■ Entries with figure data
# # # #
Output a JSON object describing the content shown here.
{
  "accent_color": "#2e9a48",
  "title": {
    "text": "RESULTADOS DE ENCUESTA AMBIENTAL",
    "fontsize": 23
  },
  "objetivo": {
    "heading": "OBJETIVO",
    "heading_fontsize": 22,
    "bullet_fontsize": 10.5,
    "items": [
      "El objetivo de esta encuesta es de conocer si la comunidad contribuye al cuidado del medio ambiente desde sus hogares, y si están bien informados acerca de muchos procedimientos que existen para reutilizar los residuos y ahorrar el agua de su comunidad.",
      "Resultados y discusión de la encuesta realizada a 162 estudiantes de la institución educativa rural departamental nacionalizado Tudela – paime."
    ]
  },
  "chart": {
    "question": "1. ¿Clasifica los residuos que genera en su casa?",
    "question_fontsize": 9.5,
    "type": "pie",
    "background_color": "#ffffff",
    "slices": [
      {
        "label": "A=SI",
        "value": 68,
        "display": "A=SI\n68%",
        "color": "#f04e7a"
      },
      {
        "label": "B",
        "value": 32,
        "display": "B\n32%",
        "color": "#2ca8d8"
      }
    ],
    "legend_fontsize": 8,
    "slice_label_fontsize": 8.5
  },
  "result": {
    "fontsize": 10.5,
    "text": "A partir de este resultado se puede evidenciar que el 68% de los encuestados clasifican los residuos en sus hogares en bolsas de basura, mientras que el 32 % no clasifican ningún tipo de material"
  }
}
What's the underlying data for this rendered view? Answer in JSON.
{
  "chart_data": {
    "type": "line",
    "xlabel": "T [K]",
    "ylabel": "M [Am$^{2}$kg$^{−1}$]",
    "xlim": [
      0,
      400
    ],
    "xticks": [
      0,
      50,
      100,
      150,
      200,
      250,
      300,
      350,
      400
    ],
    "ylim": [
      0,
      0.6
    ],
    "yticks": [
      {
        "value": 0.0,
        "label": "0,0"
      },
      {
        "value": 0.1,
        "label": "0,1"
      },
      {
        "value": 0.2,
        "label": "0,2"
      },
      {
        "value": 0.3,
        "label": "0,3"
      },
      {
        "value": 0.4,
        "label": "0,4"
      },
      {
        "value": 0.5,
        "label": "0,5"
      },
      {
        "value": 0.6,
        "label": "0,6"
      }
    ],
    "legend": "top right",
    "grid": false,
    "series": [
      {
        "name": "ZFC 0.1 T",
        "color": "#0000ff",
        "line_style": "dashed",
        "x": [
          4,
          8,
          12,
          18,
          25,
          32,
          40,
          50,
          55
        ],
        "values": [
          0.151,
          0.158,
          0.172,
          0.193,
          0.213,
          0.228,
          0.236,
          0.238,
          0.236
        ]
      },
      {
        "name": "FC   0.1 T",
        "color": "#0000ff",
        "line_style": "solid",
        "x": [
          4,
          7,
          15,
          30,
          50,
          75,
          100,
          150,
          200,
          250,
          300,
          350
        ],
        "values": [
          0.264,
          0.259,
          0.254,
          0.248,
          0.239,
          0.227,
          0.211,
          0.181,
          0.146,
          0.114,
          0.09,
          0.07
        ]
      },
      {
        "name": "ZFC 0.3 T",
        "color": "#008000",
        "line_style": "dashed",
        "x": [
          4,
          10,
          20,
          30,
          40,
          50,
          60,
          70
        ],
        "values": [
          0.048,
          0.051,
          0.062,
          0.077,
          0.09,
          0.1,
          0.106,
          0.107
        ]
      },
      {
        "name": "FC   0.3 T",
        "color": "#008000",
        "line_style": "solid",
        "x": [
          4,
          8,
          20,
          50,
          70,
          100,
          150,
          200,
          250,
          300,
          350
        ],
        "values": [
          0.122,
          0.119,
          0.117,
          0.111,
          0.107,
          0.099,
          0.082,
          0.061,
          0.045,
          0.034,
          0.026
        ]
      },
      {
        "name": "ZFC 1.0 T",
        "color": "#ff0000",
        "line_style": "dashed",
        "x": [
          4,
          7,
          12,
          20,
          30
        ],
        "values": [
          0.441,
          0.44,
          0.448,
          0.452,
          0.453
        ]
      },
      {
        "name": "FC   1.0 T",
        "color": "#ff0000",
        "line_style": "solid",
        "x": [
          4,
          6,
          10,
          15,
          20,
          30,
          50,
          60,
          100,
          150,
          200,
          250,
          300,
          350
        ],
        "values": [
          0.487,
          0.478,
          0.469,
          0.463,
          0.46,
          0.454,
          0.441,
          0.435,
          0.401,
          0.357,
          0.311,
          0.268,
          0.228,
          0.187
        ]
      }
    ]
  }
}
# # # #
Extract the full listing above without altering anything.

■ Answer below
Output a JSON object describing the content shown here.
{
  "accent_color": "#2e9a48",
  "title": {
    "text": "RESULTADOS DE ENCUESTA AMBIENTAL",
    "fontsize": 23
  },
  "objetivo": {
    "heading": "OBJETIVO",
    "heading_fontsize": 22,
    "bullet_fontsize": 10.5,
    "items": [
      "El objetivo de esta encuesta es de conocer si la comunidad contribuye al cuidado del medio ambiente desde sus hogares, y si están bien informados acerca de muchos procedimientos que existen para reutilizar los residuos y ahorrar el agua de su comunidad.",
      "Resultados y discusión de la encuesta realizada a 162 estudiantes de la institución educativa rural departamental nacionalizado Tudela – paime."
    ]
  },
  "chart": {
    "question": "1. ¿Clasifica los residuos que genera en su casa?",
    "question_fontsize": 9.5,
    "type": "pie",
    "background_color": "#ffffff",
    "slices": [
      {
        "label": "A=SI",
        "value": 68,
        "display": "A=SI\n68%",
        "color": "#f04e7a"
      },
      {
        "label": "B",
        "value": 32,
        "display": "B\n32%",
        "color": "#2ca8d8"
      }
    ],
    "legend_fontsize": 8,
    "slice_label_fontsize": 8.5
  },
  "result": {
    "fontsize": 10.5,
    "text": "A partir de este resultado se puede evidenciar que el 68% de los encuestados clasifican los residuos en sus hogares en bolsas de basura, mientras que el 32 % no clasifican ningún tipo de material"
  }
}
What's the underlying data for this rendered view? Answer in JSON.
{
  "chart_data": {
    "type": "line",
    "xlabel": "T [K]",
    "ylabel": "M [Am$^{2}$kg$^{−1}$]",
    "xlim": [
      0,
      400
    ],
    "xticks": [
      0,
      50,
      100,
      150,
      200,
      250,
      300,
      350,
      400
    ],
    "ylim": [
      0,
      0.6
    ],
    "yticks": [
      {
        "value": 0.0,
        "label": "0,0"
      },
      {
        "value": 0.1,
        "label": "0,1"
      },
      {
        "value": 0.2,
        "label": "0,2"
      },
      {
        "value": 0.3,
        "label": "0,3"
      },
      {
        "value": 0.4,
        "label": "0,4"
      },
      {
        "value": 0.5,
        "label": "0,5"
      },
      {
        "value": 0.6,
        "label": "0,6"
      }
    ],
    "legend": "top right",
    "grid": false,
    "series": [
      {
        "name": "ZFC 0.1 T",
        "color": "#0000ff",
        "line_style": "dashed",
        "x": [
          4,
          8,
          12,
          18,
          25,
          32,
          40,
          50,
          55
        ],
        "values": [
          0.151,
          0.158,
          0.172,
          0.193,
          0.213,
          0.228,
          0.236,
          0.238,
          0.236
        ]
      },
      {
        "name": "FC   0.1 T",
        "color": "#0000ff",
        "line_style": "solid",
        "x": [
          4,
          7,
          15,
          30,
          50,
          75,
          100,
          150,
          200,
          250,
          300,
          350
        ],
        "values": [
          0.264,
          0.259,
          0.254,
          0.248,
          0.239,
          0.227,
          0.211,
          0.181,
          0.146,
          0.114,
          0.09,
          0.07
        ]
      },
      {
        "name": "ZFC 0.3 T",
        "color": "#008000",
        "line_style": "dashed",
        "x": [
          4,
          10,
          20,
          30,
          40,
          50,
          60,
          70
        ],
        "values": [
          0.048,
          0.051,
          0.062,
          0.077,
          0.09,
          0.1,
          0.106,
          0.107
        ]
      },
      {
        "name": "FC   0.3 T",
        "color": "#008000",
        "line_style": "solid",
        "x": [
          4,
          8,
          20,
          50,
          70,
          100,
          150,
          200,
          250,
          300,
          350
        ],
        "values": [
          0.122,
          0.119,
          0.117,
          0.111,
          0.107,
          0.099,
          0.082,
          0.061,
          0.045,
          0.034,
          0.026
        ]
      },
      {
        "name": "ZFC 1.0 T",
        "color": "#ff0000",
        "line_style": "dashed",
        "x": [
          4,
          7,
          12,
          20,
          30
        ],
        "values": [
          0.441,
          0.44,
          0.448,
          0.452,
          0.453
        ]
      },
      {
        "name": "FC   1.0 T",
        "color": "#ff0000",
        "line_style": "solid",
        "x": [
          4,
          6,
          10,
          15,
          20,
          30,
          50,
          60,
          100,
          150,
          200,
          250,
          300,
          350
        ],
        "values": [
          0.487,
          0.478,
          0.469,
          0.463,
          0.46,
          0.454,
          0.441,
          0.435,
          0.401,
          0.357,
          0.311,
          0.268,
          0.228,
          0.187
        ]
      }
    ]
  }
}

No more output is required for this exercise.